◆ WHAT IS ASKED:
1. According to the text on Suleyman Soylu's speech to female mukhtars, how many mukhtars are there in Turkey?
2. Pick up the text on Suleyman Soylu's speech to female mukhtars where it stops and carry it forward.

◆ TEXT BLOCK:
<<<<
On Oct. 26, Turkish Minister of Interior Suleyman Soylu gave a speech addressing Turkey’s female mukhtars. Mukhtars are elected neighborhood administrators, and there are over 50,000 of them throughout the country. This group generates a significant support network for the ruling Justice and Development Party (AKP). At this gathering, Soylu mentioned their battle against drug dealers and said he gets complaints from authorities who cannot destroy abandoned buildings without court orders, which they say are being used by drug dealers. Advising the mukhtars to destroy the buildings in the middle of the night so “who would know who had done it?” Soylu said, “You demolish those buildings and a court order will follow.” Female mukhtars happily cheered.

In the media, Soylu’s comments about flouting the law raised some red flags among independent journalists, and a small left-wing opposition party brought an official complaint against the minister for inciting the public to commit criminal acts. But Soylu does not need to be afraid: Advocating to ignore the law or to custom design laws according to the AKP’s needs has become the norm in Turkey.
>>>>
Dataset records
<<<<
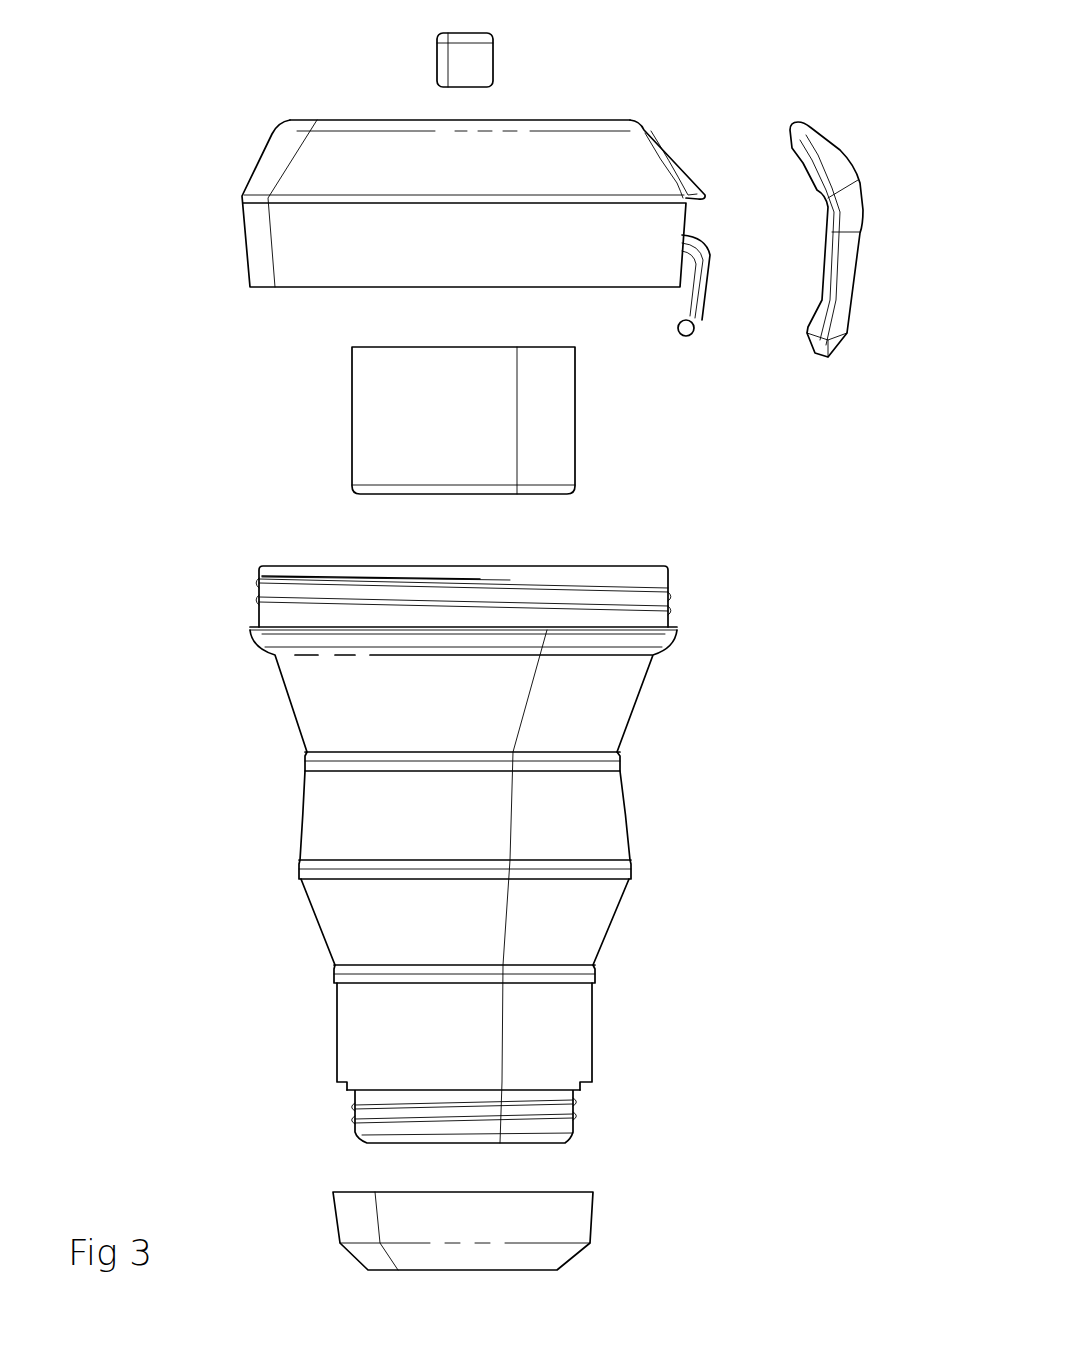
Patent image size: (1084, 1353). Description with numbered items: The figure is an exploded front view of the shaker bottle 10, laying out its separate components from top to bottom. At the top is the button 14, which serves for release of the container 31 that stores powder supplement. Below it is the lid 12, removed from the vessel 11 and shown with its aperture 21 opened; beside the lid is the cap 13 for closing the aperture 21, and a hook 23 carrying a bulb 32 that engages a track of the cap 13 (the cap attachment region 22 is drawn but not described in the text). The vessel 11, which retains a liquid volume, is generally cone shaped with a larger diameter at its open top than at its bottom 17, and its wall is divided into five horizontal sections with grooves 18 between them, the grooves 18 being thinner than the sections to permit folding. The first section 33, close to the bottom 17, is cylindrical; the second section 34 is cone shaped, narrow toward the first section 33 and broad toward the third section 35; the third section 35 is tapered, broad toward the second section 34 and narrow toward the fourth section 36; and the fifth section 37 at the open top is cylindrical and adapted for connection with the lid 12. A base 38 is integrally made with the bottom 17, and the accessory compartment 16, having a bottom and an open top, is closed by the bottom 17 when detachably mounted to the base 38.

The shaker bottle 10 is at (196, 78).
The vessel 11 is at (472, 862).
The lid 12 is at (355, 153).
The cap 13 is at (853, 200).
The button 14 is at (440, 75).
The accessory compartment 16 is at (565, 1223).
The bottom 17 is at (593, 1083).
The grooves 18 is at (308, 760).
The aperture 21 is at (685, 140).
The handle attachment 22 is at (788, 150).
The hook 23 is at (740, 258).
The container 31 is at (397, 418).
The bulb 32 is at (694, 336).
The first section 33 is at (348, 1057).
The second section 34 is at (323, 890).
The third section 35 is at (327, 803).
The fourth section 36 is at (290, 677).
The fifth section 37 is at (672, 593).
The base 38 is at (576, 1125).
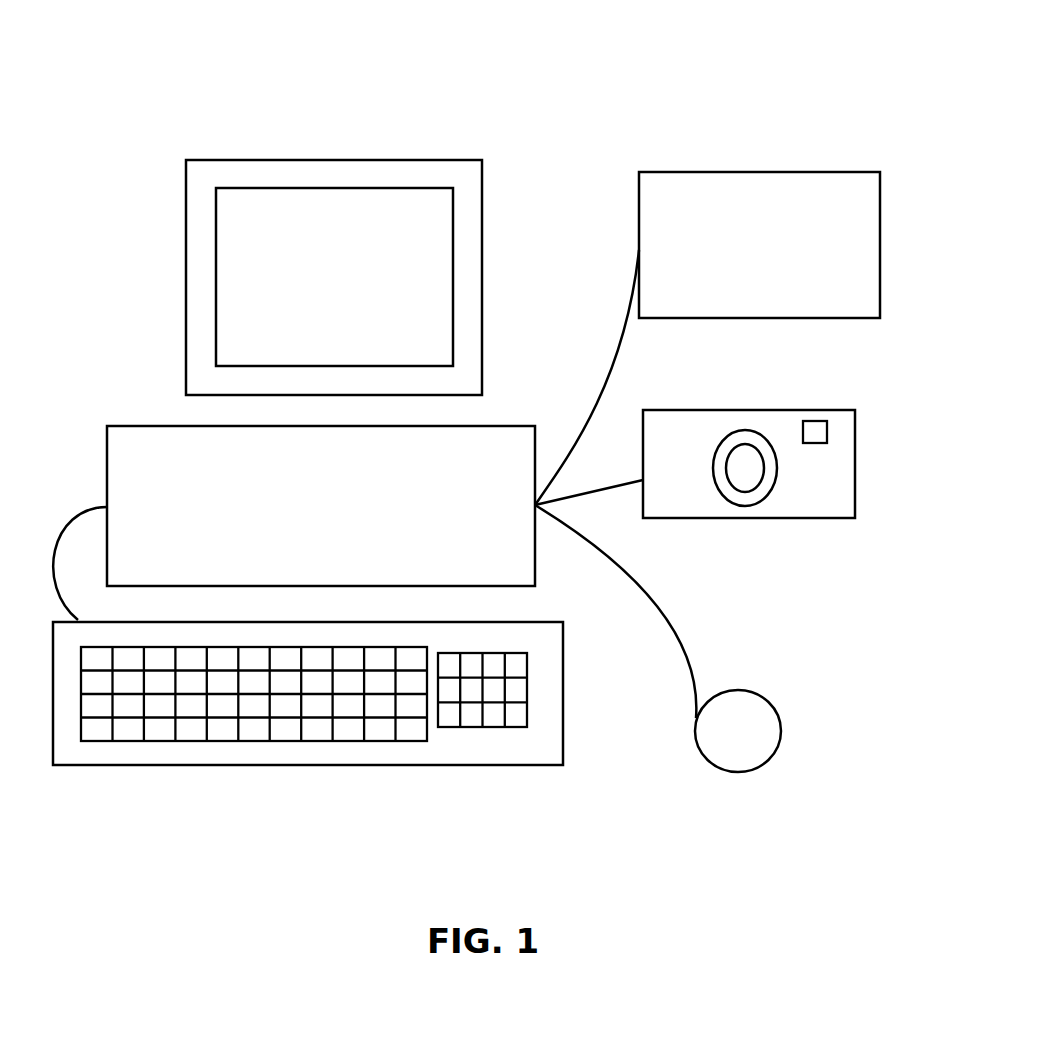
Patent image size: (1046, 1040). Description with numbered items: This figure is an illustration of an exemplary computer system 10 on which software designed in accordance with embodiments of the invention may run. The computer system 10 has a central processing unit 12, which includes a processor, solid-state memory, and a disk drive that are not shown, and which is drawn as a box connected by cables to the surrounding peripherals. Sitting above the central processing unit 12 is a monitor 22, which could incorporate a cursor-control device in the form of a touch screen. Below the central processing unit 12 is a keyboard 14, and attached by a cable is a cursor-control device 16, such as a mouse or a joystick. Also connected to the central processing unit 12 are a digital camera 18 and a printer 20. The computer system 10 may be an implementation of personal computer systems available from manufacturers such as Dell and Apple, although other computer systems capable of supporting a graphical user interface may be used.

The computer system 10 is at (512, 75).
The central processing unit 12 is at (153, 425).
The keyboard 14 is at (428, 765).
The cursor-control device 16 is at (782, 727).
The digital camera 18 is at (857, 460).
The printer 20 is at (883, 243).
The monitor 22 is at (317, 160).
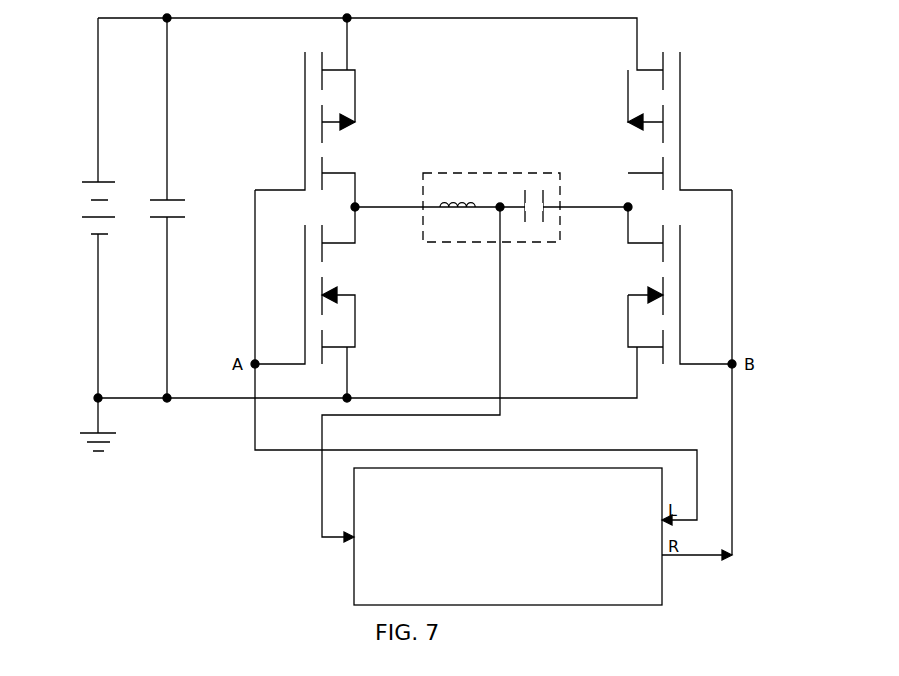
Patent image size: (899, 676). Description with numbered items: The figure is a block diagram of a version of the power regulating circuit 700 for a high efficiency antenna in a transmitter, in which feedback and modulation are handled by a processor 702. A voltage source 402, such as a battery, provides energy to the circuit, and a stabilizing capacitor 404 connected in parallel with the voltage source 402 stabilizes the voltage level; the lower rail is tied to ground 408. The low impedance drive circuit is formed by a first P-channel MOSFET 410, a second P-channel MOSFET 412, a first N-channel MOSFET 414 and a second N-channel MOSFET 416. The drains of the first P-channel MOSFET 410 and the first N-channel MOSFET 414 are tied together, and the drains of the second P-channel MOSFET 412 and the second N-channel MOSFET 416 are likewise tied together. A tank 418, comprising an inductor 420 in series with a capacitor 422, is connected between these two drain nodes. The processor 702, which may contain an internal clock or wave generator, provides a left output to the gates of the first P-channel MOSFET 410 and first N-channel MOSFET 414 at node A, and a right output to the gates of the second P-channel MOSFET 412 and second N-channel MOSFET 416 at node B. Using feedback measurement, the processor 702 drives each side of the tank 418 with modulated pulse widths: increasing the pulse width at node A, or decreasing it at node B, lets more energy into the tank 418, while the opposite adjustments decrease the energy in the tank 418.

The power regulating circuit 700 is at (737, 38).
The voltage source 402 is at (122, 146).
The stabilizing capacitor 404 is at (181, 200).
The ground 408 is at (80, 433).
The first P-channel MOSFET 410 is at (380, 140).
The second P-channel MOSFET 412 is at (606, 140).
The first N-channel MOSFET 414 is at (380, 305).
The second N-channel MOSFET 416 is at (606, 305).
The tank 418 is at (512, 186).
The inductor 420 is at (445, 206).
The capacitor 422 is at (548, 203).
The processor 702 is at (354, 592).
>>>>
◆ RESPONSES:
1. Over 50,000.

2.
This is not Soylu’s first on-the-record advocacy to ignore the law. In January 2018, Soylu urged police officers to “break the legs of drug dealers,” referring to it as “their duty.”

Al-Monitor spoke with 10 female mukhtars who attended Soylu’s speech and asked why they cheered his comments. Most said they did not think Soylu was suggesting anything illicit.

One was upset at the question and said, “He is the interior minister. Do you think you would know better?” Another mukhtar from Ankara explained, “It is good to know the minister is on our side. There are so many rules and regulations; it creates gridlock. To get things done we need support from the central government.”

When pressed about private property rights and asked how they’d feel if their homes were declared abandoned and burned to the ground one night, the Ankara mukhtar protested, “That is not what the minister said. We all respect private property laws. This is for the order of the neighborhood.”

None of the mukhtars could explain how the decision to destroy would be made and which buildings would be considered abandoned without a court order. Yet they all agreed that the speech made them “feel good.”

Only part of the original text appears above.